Lines that include the word "data" are the ones to copy.

*Provided records*:

-------

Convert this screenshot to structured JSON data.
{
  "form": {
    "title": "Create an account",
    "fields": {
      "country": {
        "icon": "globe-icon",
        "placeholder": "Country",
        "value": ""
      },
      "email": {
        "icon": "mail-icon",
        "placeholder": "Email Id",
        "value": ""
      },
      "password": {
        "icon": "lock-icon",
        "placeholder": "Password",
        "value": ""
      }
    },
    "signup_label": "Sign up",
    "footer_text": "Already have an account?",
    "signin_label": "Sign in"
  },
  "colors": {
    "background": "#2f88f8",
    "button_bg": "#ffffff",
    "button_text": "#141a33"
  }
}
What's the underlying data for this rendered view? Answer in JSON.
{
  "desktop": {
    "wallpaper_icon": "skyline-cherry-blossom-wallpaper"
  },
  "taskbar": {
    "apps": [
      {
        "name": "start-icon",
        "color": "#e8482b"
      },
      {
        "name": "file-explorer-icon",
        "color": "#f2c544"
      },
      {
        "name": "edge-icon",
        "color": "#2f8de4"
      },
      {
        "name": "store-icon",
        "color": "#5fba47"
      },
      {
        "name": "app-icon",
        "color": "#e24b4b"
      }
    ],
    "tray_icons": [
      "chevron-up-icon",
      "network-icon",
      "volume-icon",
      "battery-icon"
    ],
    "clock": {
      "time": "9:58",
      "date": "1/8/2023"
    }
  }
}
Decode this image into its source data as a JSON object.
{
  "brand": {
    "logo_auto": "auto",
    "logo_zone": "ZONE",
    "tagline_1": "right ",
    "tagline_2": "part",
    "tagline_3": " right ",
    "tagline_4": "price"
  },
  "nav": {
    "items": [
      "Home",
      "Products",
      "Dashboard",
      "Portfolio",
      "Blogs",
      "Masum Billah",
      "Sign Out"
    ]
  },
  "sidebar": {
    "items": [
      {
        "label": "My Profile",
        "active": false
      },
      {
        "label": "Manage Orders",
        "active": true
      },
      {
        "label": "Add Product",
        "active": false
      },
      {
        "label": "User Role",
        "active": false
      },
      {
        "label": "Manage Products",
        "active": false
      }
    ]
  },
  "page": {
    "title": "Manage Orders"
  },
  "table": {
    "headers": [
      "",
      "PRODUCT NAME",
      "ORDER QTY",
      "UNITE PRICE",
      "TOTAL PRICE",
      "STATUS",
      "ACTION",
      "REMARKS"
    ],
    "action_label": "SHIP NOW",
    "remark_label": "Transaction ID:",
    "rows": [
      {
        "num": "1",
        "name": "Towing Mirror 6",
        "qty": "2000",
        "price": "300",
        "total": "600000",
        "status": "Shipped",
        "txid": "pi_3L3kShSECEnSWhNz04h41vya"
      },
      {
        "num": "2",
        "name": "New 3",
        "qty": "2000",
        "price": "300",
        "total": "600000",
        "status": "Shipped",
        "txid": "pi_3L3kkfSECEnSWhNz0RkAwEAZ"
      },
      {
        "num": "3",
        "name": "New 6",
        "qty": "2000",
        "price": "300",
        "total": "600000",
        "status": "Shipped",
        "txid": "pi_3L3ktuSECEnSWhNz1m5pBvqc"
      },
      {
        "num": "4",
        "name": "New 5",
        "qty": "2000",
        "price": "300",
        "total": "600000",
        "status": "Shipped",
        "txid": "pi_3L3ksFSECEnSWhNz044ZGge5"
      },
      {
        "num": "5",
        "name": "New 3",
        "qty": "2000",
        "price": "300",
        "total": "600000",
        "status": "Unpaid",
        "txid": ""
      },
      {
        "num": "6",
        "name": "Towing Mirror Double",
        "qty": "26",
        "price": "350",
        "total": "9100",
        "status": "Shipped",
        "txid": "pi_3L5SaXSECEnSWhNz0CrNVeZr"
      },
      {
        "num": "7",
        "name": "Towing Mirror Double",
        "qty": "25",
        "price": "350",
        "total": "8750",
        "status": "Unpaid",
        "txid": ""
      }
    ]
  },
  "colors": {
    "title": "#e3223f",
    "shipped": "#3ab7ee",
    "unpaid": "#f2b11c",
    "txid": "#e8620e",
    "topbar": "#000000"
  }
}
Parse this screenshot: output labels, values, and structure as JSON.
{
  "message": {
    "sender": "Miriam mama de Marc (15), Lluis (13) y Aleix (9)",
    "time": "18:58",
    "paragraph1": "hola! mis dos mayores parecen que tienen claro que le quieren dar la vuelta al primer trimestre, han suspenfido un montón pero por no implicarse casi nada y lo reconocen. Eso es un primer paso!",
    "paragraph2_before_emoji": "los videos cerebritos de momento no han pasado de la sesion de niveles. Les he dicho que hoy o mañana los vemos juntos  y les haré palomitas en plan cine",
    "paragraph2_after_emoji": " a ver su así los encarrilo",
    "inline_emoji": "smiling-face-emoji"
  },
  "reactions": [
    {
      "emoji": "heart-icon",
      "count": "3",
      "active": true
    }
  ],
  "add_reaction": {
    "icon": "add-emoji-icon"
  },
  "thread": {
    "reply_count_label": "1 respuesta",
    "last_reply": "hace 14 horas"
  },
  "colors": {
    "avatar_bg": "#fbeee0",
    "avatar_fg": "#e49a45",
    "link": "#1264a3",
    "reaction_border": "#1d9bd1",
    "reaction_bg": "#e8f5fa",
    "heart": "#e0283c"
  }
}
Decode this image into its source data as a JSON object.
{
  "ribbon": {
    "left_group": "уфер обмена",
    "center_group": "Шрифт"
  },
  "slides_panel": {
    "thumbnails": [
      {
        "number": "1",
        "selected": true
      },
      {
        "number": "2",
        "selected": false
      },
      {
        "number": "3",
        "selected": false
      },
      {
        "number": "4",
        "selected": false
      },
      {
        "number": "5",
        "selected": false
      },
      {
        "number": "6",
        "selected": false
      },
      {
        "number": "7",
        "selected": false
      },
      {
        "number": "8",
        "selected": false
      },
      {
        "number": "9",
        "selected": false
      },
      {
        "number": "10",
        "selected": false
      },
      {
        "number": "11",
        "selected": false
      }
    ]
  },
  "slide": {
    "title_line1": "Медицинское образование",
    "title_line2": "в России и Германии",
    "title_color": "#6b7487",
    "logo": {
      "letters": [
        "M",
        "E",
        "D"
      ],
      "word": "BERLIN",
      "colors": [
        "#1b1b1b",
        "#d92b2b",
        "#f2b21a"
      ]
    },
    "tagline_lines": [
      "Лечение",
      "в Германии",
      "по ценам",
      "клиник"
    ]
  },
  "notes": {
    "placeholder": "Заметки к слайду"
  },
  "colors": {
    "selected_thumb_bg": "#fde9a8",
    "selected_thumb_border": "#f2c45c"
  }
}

-------

*Result of this exercise*:
Convert this screenshot to structured JSON data.
What's the underlying data for this rendered view? Answer in JSON.
Decode this image into its source data as a JSON object.
Decode this image into its source data as a JSON object.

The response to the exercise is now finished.